TASK GOAL
Return all of the entries exactly as written.
-- Begin --
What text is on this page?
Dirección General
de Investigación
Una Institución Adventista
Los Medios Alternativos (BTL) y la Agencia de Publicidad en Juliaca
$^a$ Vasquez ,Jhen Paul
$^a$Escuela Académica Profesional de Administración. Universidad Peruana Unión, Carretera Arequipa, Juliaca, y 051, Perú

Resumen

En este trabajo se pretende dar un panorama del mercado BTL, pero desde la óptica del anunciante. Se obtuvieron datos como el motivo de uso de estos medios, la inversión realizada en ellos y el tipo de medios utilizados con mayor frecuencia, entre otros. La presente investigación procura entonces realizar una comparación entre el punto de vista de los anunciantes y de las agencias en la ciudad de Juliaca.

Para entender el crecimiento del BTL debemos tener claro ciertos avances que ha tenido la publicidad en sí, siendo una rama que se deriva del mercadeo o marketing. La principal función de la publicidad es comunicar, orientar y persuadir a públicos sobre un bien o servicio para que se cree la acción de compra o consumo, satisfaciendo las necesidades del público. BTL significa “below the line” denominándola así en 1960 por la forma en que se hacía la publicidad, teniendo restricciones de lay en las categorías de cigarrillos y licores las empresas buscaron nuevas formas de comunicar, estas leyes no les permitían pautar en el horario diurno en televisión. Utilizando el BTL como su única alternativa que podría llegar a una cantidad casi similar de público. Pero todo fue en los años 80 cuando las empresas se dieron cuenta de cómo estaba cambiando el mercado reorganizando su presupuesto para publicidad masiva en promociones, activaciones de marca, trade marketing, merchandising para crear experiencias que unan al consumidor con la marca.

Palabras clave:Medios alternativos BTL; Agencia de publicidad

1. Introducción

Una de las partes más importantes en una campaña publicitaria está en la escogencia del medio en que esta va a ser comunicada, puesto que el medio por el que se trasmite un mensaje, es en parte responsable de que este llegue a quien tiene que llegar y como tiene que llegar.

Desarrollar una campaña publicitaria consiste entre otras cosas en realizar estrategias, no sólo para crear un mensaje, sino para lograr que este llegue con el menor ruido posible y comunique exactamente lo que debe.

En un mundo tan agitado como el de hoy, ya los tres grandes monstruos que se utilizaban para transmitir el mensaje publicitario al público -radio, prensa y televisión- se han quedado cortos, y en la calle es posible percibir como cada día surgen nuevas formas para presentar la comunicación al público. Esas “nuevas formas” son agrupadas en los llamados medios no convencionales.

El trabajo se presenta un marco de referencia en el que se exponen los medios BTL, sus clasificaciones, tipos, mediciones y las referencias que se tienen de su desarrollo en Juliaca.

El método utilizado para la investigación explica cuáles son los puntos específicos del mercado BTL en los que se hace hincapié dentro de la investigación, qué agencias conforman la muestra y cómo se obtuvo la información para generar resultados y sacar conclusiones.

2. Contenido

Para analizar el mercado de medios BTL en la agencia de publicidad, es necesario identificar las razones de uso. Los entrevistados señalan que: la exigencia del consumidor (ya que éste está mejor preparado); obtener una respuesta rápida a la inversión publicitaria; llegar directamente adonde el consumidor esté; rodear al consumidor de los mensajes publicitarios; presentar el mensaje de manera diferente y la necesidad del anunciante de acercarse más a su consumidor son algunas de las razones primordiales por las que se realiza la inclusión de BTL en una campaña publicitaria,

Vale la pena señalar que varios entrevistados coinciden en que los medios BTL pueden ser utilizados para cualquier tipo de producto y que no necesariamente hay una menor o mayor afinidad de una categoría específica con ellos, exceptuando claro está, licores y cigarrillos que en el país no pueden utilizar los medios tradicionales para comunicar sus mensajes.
-- End --
SOLUTION FOR THIS PROBLEM
What text is on this page?
Dirección General
de Investigación
Una Institución Adventista
Los Medios Alternativos (BTL) y la Agencia de Publicidad en Juliaca
$^a$ Vasquez ,Jhen Paul
$^a$Escuela Académica Profesional de Administración. Universidad Peruana Unión, Carretera Arequipa, Juliaca, y 051, Perú

Resumen

En este trabajo se pretende dar un panorama del mercado BTL, pero desde la óptica del anunciante. Se obtuvieron datos como el motivo de uso de estos medios, la inversión realizada en ellos y el tipo de medios utilizados con mayor frecuencia, entre otros. La presente investigación procura entonces realizar una comparación entre el punto de vista de los anunciantes y de las agencias en la ciudad de Juliaca.

Para entender el crecimiento del BTL debemos tener claro ciertos avances que ha tenido la publicidad en sí, siendo una rama que se deriva del mercadeo o marketing. La principal función de la publicidad es comunicar, orientar y persuadir a públicos sobre un bien o servicio para que se cree la acción de compra o consumo, satisfaciendo las necesidades del público. BTL significa “below the line” denominándola así en 1960 por la forma en que se hacía la publicidad, teniendo restricciones de lay en las categorías de cigarrillos y licores las empresas buscaron nuevas formas de comunicar, estas leyes no les permitían pautar en el horario diurno en televisión. Utilizando el BTL como su única alternativa que podría llegar a una cantidad casi similar de público. Pero todo fue en los años 80 cuando las empresas se dieron cuenta de cómo estaba cambiando el mercado reorganizando su presupuesto para publicidad masiva en promociones, activaciones de marca, trade marketing, merchandising para crear experiencias que unan al consumidor con la marca.

Palabras clave:Medios alternativos BTL; Agencia de publicidad

1. Introducción

Una de las partes más importantes en una campaña publicitaria está en la escogencia del medio en que esta va a ser comunicada, puesto que el medio por el que se trasmite un mensaje, es en parte responsable de que este llegue a quien tiene que llegar y como tiene que llegar.

Desarrollar una campaña publicitaria consiste entre otras cosas en realizar estrategias, no sólo para crear un mensaje, sino para lograr que este llegue con el menor ruido posible y comunique exactamente lo que debe.

En un mundo tan agitado como el de hoy, ya los tres grandes monstruos que se utilizaban para transmitir el mensaje publicitario al público -radio, prensa y televisión- se han quedado cortos, y en la calle es posible percibir como cada día surgen nuevas formas para presentar la comunicación al público. Esas “nuevas formas” son agrupadas en los llamados medios no convencionales.

El trabajo se presenta un marco de referencia en el que se exponen los medios BTL, sus clasificaciones, tipos, mediciones y las referencias que se tienen de su desarrollo en Juliaca.

El método utilizado para la investigación explica cuáles son los puntos específicos del mercado BTL en los que se hace hincapié dentro de la investigación, qué agencias conforman la muestra y cómo se obtuvo la información para generar resultados y sacar conclusiones.

2. Contenido

Para analizar el mercado de medios BTL en la agencia de publicidad, es necesario identificar las razones de uso. Los entrevistados señalan que: la exigencia del consumidor (ya que éste está mejor preparado); obtener una respuesta rápida a la inversión publicitaria; llegar directamente adonde el consumidor esté; rodear al consumidor de los mensajes publicitarios; presentar el mensaje de manera diferente y la necesidad del anunciante de acercarse más a su consumidor son algunas de las razones primordiales por las que se realiza la inclusión de BTL en una campaña publicitaria,

Vale la pena señalar que varios entrevistados coinciden en que los medios BTL pueden ser utilizados para cualquier tipo de producto y que no necesariamente hay una menor o mayor afinidad de una categoría específica con ellos, exceptuando claro está, licores y cigarrillos que en el país no pueden utilizar los medios tradicionales para comunicar sus mensajes.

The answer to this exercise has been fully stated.